In the entries below, identify every line with the string "annotation" and copy it.
## Begin STORED DATA
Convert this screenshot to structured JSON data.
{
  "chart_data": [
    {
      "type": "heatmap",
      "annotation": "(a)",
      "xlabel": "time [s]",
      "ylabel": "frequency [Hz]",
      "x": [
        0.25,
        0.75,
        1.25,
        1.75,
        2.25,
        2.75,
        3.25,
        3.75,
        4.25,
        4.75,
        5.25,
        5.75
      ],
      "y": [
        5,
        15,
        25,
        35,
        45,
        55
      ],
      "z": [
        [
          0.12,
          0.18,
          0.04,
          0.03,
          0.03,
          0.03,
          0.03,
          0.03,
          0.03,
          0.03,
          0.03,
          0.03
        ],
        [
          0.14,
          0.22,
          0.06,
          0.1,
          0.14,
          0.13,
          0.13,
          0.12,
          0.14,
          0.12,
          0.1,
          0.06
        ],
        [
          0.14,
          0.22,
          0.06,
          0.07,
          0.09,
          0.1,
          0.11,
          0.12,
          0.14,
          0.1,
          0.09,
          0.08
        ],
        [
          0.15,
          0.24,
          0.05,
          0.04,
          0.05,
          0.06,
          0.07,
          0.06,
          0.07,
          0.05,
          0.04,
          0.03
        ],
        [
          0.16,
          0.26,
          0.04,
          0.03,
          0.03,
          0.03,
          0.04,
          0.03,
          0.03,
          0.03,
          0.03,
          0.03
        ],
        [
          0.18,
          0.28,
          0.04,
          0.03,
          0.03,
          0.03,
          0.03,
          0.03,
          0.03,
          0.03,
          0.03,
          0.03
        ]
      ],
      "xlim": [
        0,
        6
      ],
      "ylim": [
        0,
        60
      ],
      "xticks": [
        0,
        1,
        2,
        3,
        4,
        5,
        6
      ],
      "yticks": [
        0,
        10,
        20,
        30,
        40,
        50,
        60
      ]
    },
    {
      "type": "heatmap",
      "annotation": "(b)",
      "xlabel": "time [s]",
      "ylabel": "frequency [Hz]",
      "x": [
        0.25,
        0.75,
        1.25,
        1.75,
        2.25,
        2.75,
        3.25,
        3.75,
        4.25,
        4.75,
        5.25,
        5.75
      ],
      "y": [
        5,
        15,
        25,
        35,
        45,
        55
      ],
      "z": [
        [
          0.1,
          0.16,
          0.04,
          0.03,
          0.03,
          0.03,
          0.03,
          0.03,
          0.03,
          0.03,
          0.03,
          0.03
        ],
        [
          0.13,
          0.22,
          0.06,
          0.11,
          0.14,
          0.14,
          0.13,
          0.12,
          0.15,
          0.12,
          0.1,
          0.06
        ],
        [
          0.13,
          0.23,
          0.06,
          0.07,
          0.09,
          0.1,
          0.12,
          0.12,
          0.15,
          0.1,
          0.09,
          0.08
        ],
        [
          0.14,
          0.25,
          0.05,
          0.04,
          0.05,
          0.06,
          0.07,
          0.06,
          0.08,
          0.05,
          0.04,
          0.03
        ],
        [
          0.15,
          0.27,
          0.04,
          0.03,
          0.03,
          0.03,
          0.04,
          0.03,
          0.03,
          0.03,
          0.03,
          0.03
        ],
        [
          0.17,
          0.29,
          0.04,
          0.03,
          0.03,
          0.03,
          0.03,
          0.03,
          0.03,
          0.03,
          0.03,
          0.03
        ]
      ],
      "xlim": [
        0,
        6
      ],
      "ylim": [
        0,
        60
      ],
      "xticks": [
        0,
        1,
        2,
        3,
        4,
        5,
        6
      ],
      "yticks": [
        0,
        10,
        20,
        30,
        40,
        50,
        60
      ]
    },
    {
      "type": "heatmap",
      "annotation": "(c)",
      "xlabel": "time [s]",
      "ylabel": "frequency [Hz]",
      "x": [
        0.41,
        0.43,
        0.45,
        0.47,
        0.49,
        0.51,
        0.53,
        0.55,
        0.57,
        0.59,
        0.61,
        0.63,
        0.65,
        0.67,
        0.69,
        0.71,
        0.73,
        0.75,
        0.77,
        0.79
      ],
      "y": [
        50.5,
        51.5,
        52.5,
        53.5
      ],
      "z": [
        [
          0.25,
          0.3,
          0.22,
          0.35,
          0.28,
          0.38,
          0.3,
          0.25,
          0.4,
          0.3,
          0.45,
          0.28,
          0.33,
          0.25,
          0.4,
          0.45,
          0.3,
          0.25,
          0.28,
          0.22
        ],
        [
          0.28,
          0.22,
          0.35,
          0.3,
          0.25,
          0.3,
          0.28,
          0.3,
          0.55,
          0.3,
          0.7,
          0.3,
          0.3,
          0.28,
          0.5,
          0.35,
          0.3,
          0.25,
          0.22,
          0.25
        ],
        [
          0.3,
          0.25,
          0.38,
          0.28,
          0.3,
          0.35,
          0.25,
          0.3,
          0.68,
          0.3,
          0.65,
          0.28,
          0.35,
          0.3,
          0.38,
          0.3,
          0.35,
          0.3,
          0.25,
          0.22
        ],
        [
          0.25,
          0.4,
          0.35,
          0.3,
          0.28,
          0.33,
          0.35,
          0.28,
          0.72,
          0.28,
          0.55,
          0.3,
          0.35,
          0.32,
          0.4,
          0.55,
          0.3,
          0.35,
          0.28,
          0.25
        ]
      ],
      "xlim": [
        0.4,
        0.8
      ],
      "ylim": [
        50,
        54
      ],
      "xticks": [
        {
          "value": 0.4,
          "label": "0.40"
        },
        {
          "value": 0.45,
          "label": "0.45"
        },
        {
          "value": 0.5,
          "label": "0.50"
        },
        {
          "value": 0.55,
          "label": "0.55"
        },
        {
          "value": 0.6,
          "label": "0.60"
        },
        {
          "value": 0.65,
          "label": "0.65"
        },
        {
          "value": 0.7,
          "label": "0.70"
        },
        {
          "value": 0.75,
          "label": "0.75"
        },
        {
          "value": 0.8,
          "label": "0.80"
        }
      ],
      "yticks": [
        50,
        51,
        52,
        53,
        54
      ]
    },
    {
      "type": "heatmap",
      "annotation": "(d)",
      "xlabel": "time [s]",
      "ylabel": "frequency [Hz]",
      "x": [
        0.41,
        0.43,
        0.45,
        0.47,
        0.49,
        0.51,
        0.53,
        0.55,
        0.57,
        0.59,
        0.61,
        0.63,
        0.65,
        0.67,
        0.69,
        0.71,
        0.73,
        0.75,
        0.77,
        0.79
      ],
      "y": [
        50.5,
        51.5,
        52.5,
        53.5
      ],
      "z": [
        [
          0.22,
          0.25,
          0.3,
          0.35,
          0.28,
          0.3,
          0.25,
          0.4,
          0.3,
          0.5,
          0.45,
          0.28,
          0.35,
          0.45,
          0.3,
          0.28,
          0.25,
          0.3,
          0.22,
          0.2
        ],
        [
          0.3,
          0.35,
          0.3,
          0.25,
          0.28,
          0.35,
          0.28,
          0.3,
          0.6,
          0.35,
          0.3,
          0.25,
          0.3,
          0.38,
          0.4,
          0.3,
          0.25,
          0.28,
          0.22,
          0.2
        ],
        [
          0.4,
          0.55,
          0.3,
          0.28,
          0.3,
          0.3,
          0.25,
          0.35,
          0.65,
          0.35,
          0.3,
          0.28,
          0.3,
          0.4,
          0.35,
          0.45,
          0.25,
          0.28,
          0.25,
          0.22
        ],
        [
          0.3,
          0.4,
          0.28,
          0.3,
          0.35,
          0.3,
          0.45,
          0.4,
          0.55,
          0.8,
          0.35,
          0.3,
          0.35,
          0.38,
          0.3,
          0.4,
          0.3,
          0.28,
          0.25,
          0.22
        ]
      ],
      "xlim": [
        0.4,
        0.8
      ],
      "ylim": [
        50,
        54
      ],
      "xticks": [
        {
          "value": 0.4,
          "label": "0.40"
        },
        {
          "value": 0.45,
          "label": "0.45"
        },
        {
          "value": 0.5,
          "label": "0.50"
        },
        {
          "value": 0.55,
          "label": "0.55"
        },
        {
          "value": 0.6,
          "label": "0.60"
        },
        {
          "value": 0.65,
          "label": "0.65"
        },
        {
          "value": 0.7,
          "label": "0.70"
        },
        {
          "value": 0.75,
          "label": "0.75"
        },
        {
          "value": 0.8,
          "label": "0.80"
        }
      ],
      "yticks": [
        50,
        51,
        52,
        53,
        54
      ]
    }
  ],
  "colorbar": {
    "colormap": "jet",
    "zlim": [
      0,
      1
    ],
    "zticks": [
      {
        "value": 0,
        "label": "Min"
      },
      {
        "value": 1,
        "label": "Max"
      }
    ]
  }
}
## End STORED DATA
SOLUTION:
      "annotation": "(a)",
      "annotation": "(b)",
      "annotation": "(c)",
      "annotation": "(d)",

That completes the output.